**WHAT YOU WILL DO**
Check each line of the material. Copy those containing "Finalise".

**EXTRACTED INFORMATION**

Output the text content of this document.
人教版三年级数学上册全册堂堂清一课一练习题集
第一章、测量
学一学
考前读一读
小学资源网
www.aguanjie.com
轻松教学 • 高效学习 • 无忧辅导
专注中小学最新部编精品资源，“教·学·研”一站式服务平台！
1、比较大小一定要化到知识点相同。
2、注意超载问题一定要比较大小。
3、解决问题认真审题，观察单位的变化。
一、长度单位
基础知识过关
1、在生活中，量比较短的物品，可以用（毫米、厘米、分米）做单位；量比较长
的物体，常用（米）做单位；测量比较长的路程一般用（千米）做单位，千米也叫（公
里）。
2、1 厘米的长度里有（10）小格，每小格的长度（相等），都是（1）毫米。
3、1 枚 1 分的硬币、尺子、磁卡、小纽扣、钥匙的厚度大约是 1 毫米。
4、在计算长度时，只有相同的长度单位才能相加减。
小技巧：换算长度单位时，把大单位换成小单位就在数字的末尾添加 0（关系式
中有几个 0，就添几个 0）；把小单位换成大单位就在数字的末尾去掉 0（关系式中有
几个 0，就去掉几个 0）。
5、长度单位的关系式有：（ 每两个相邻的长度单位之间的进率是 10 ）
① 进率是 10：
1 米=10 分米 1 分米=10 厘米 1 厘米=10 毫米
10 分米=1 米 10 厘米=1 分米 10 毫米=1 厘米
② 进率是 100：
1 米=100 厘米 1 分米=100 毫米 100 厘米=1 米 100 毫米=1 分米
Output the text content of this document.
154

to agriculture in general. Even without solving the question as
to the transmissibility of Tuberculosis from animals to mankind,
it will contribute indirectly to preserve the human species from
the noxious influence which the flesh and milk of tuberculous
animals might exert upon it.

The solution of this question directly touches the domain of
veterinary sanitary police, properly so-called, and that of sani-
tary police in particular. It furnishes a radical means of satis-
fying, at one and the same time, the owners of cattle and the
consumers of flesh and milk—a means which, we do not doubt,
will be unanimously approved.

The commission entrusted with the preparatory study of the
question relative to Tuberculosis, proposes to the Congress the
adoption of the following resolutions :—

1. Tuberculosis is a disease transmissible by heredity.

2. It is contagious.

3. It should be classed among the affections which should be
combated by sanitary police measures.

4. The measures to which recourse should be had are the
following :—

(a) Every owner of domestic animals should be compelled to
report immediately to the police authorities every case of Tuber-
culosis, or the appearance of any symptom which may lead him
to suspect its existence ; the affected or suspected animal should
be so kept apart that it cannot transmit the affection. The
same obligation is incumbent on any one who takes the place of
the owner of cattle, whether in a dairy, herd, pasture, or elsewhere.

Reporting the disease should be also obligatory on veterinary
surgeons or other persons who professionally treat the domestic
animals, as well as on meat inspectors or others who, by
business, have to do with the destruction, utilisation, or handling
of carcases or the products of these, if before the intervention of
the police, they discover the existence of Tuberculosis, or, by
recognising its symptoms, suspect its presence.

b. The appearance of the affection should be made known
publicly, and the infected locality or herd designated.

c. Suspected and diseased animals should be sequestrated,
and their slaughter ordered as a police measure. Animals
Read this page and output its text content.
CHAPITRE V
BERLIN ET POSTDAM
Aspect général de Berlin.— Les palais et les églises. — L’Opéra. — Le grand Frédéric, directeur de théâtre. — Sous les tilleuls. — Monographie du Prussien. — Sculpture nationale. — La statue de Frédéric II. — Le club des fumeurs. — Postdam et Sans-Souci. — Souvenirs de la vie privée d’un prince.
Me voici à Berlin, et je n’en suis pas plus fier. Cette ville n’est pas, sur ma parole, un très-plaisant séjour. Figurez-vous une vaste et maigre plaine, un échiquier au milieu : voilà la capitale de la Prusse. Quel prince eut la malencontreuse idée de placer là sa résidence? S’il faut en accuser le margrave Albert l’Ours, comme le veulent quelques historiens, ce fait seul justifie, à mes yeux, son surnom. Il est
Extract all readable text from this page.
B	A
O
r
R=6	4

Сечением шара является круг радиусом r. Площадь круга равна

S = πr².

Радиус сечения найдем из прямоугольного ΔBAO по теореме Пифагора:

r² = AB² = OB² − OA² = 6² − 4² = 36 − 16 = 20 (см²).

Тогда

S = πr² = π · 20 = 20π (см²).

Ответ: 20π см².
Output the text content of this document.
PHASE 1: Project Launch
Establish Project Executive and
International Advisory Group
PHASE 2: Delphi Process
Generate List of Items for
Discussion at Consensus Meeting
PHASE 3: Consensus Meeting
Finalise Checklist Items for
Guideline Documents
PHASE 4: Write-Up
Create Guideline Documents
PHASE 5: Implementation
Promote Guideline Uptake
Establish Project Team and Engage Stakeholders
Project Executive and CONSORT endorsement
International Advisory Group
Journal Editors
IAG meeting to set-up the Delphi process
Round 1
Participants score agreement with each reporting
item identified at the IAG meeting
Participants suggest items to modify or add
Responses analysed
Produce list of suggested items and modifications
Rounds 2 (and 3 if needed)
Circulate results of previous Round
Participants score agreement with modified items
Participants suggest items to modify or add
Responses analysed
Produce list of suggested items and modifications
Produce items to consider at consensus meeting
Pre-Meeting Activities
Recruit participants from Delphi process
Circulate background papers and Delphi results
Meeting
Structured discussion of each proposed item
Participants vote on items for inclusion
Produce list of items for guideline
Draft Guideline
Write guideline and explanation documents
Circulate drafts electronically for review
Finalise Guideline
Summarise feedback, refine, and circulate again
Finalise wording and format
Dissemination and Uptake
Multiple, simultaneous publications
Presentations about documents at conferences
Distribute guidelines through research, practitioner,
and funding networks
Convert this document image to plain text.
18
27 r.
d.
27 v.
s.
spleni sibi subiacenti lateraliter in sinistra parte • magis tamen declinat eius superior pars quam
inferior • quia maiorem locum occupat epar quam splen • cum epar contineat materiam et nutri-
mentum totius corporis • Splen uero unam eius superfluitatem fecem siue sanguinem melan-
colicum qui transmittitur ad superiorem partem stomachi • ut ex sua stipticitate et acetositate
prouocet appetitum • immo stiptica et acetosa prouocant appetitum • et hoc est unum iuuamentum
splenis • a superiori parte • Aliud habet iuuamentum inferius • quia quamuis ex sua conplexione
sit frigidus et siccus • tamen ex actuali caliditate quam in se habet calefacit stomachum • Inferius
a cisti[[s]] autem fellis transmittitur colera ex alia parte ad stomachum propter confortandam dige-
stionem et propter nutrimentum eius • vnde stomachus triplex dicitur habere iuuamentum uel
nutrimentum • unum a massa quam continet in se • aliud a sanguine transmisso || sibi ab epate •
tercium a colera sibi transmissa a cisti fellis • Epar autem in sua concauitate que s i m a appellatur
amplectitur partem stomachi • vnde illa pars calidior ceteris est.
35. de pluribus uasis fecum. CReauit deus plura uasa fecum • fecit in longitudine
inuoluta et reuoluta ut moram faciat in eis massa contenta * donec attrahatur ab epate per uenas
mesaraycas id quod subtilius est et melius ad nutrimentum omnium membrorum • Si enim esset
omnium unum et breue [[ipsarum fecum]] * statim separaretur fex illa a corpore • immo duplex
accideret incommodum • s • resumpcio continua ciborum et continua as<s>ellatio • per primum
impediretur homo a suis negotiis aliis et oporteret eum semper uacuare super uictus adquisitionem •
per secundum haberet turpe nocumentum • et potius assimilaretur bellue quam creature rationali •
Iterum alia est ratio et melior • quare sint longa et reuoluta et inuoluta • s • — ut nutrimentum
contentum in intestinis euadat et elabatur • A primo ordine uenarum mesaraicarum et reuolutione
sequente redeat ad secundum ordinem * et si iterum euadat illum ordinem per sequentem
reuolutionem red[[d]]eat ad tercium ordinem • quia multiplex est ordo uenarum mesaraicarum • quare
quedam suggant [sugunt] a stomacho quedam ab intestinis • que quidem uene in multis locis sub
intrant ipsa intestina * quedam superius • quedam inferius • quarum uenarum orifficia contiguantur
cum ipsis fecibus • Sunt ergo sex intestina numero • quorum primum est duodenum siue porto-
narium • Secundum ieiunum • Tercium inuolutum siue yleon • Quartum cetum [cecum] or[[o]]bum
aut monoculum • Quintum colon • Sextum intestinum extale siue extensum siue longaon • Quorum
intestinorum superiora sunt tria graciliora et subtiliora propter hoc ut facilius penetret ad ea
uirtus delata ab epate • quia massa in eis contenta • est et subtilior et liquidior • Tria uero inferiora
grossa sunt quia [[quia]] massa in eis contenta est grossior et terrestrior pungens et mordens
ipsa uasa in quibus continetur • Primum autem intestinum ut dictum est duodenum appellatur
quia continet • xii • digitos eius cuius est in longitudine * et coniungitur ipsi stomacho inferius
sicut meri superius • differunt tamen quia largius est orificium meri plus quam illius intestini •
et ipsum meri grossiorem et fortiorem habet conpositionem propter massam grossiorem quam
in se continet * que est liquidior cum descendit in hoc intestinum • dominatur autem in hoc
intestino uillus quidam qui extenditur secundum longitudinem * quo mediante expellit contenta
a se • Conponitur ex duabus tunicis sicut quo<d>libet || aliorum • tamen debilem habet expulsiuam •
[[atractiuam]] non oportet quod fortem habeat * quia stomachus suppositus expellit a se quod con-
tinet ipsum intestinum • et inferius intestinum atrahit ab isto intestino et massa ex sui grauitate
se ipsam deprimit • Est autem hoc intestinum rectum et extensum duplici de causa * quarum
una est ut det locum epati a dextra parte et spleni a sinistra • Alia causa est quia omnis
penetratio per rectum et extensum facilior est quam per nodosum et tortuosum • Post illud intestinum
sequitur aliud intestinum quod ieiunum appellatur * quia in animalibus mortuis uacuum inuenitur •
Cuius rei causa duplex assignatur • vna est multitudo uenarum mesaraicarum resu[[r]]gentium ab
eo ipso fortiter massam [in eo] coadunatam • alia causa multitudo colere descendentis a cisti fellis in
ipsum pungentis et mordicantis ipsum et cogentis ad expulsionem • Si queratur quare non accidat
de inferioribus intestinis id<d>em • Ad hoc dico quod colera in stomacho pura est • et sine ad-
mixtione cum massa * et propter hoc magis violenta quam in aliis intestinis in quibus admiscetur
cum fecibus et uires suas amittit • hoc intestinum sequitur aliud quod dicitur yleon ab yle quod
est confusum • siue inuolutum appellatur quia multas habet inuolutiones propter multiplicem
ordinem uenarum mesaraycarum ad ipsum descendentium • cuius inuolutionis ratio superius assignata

**RESULT**
Finalise Checklist Items for
Finalise Guideline
Finalise wording and format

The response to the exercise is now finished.